# Task description
Every line below that mentions the word "blocks" should be copied out.

[start of Data in this exercise]

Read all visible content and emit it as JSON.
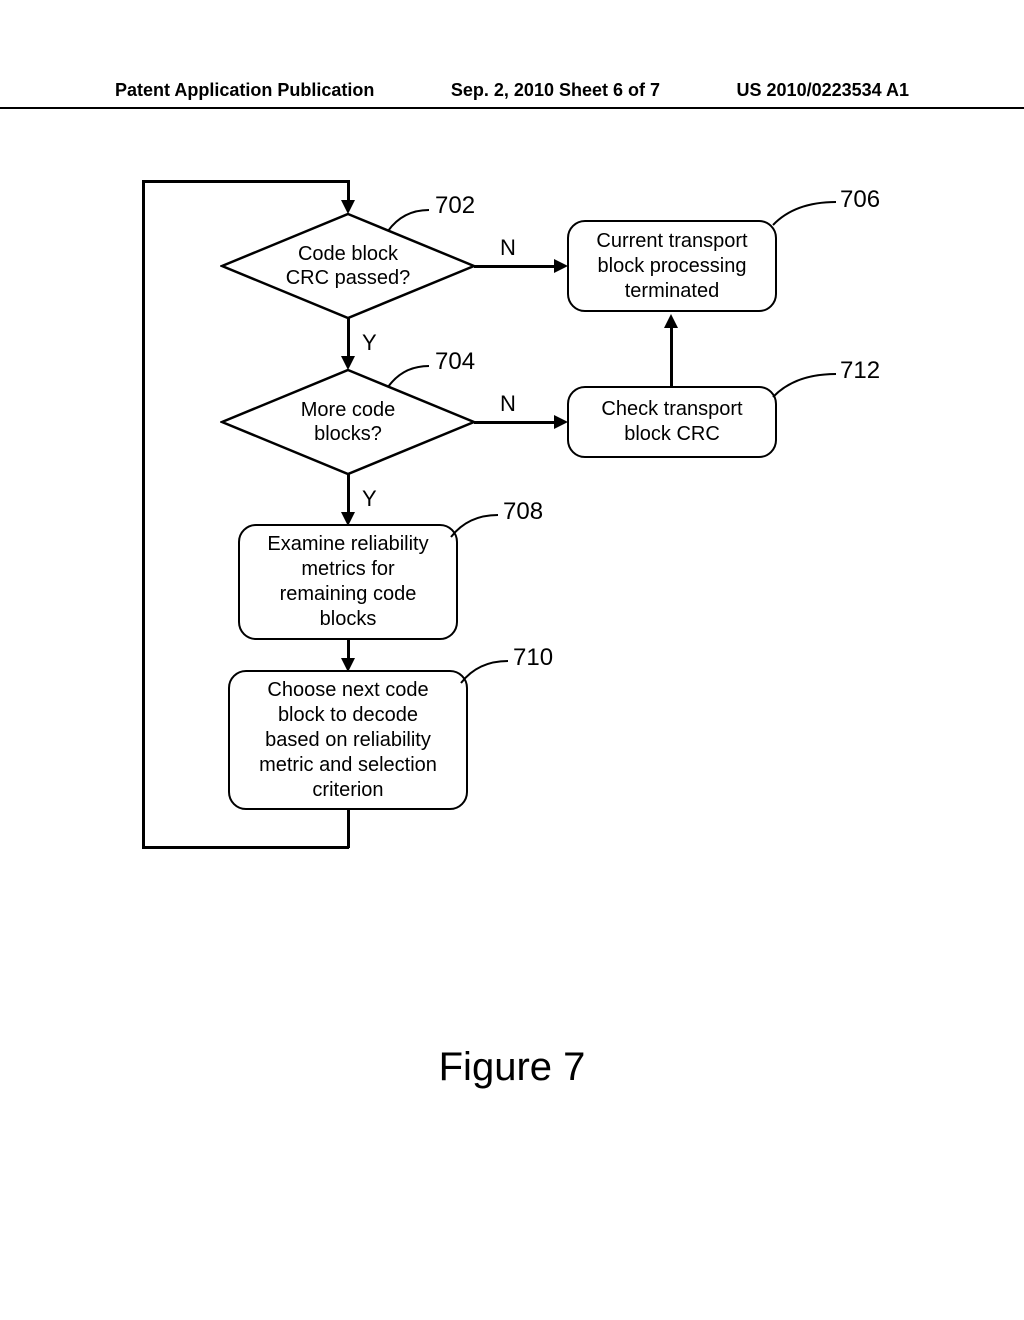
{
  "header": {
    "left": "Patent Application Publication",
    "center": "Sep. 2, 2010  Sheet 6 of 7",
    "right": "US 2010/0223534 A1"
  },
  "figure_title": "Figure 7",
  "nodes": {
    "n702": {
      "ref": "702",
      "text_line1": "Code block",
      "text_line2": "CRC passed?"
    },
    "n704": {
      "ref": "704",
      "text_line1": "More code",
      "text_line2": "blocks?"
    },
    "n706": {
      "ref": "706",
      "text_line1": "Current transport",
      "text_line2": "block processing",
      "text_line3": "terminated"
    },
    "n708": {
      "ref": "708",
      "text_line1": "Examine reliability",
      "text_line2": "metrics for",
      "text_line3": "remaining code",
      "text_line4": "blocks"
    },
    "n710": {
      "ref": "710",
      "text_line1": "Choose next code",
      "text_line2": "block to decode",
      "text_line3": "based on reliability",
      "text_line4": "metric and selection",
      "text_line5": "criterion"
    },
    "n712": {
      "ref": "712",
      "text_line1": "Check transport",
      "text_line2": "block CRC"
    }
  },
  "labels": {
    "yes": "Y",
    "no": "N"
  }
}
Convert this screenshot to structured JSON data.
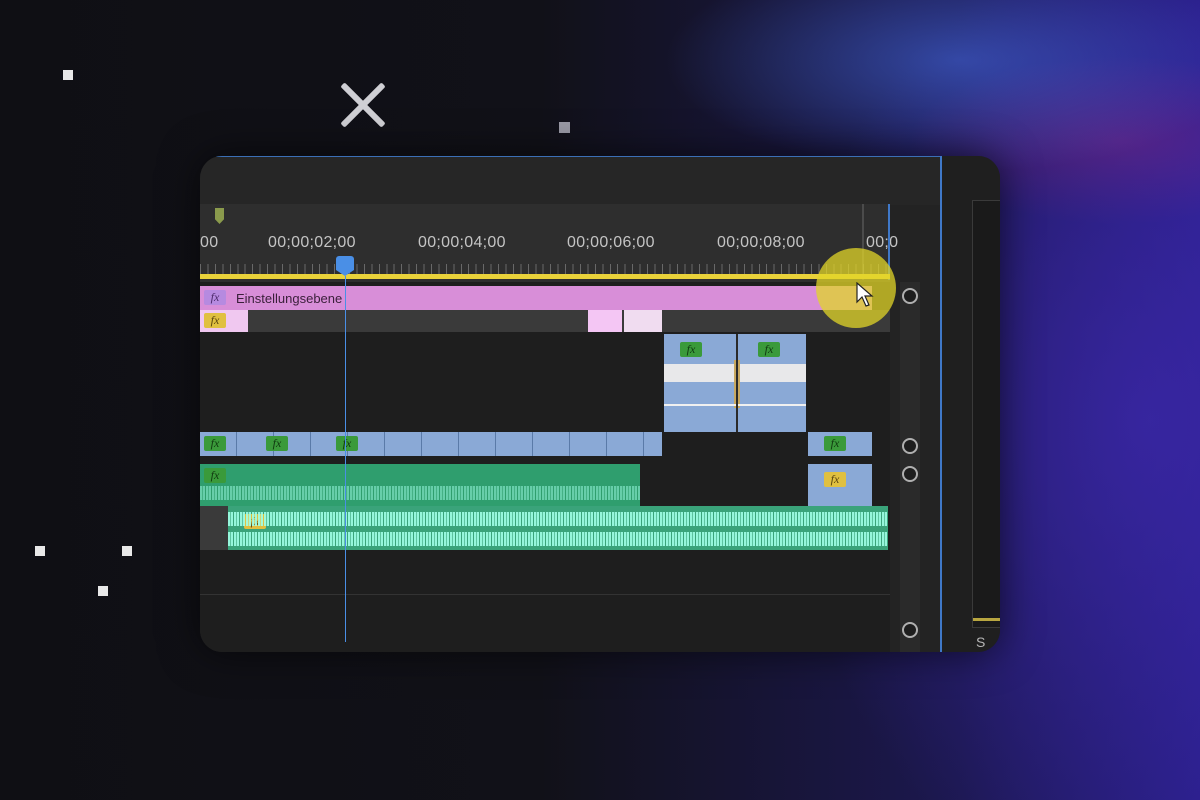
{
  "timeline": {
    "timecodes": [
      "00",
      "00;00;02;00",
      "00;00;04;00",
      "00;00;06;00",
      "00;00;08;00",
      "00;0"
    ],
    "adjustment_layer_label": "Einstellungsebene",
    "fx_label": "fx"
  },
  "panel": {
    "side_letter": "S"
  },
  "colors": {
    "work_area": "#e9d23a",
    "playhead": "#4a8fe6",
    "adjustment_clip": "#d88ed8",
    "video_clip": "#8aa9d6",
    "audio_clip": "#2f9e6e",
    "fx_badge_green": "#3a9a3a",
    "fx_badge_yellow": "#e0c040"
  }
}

[end of Data in this exercise]

# Worked answer
      "text_line2": "blocks?"
      "text_line4": "blocks"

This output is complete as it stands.